## Task goal
Check each line of the records below and collect those holding "JSON".

## Records for the task
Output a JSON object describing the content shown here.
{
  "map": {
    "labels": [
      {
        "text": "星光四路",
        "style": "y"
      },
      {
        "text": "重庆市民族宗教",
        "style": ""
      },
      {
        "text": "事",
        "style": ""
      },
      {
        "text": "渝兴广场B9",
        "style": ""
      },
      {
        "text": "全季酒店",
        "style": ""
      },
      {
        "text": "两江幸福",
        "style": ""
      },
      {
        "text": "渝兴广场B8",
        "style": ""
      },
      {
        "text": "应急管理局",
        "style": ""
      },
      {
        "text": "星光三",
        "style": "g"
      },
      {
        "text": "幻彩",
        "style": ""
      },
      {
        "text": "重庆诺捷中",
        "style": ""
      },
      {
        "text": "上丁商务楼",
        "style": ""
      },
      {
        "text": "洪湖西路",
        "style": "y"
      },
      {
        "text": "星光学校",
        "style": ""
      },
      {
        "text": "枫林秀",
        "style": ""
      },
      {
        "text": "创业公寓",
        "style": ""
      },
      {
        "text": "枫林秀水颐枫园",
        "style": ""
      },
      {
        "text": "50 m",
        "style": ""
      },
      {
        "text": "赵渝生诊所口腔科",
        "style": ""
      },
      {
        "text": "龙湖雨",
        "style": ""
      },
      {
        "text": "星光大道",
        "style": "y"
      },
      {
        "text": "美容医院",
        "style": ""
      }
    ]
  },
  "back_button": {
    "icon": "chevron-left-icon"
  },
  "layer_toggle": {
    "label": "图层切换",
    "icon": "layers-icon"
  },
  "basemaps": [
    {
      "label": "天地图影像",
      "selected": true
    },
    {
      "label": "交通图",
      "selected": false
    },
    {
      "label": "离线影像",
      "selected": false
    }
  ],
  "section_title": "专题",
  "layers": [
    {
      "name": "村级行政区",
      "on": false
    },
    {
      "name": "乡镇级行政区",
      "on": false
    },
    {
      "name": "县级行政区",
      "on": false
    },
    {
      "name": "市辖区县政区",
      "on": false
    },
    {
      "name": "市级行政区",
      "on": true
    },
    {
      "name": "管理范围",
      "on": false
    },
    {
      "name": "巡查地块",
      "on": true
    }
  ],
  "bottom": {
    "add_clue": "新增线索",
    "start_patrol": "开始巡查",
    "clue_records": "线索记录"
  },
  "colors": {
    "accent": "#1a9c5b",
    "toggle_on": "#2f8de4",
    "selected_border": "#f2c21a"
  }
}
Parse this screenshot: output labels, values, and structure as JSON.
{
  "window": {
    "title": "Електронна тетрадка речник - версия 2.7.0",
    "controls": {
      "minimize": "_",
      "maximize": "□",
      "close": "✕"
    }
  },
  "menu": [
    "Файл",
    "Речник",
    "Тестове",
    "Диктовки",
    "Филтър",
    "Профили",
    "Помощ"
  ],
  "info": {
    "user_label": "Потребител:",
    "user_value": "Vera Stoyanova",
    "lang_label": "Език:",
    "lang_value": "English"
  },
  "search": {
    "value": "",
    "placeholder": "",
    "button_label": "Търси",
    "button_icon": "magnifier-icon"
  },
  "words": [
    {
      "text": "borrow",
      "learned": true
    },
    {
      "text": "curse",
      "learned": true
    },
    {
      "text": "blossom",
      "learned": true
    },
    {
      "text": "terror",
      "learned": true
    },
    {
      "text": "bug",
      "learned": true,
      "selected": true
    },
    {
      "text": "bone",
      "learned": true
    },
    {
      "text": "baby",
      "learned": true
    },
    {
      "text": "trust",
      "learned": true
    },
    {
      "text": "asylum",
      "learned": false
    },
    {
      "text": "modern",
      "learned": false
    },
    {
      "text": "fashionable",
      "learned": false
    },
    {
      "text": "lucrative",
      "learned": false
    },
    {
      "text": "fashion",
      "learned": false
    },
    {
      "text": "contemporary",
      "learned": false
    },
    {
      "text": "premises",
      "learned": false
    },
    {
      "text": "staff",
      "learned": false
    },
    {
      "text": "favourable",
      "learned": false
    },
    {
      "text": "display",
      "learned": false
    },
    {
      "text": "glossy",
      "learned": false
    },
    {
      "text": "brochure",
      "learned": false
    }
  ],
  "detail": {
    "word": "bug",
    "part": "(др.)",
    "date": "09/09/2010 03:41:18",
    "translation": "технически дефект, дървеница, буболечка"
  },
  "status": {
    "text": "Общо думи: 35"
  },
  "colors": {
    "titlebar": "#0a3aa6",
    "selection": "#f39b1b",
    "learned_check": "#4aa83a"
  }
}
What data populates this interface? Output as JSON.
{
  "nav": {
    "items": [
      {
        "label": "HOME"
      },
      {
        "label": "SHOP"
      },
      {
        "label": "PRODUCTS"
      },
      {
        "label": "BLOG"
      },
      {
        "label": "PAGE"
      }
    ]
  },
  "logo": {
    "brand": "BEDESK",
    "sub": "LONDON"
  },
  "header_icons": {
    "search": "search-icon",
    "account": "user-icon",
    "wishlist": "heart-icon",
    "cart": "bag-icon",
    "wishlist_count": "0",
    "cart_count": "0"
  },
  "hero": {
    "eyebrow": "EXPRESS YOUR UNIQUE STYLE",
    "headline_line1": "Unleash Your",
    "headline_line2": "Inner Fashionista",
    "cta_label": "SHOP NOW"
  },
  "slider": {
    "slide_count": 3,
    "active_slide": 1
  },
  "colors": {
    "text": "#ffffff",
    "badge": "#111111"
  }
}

## Written solution
Output a JSON object describing the content shown here.
Parse this screenshot: output labels, values, and structure as JSON.
What data populates this interface? Output as JSON.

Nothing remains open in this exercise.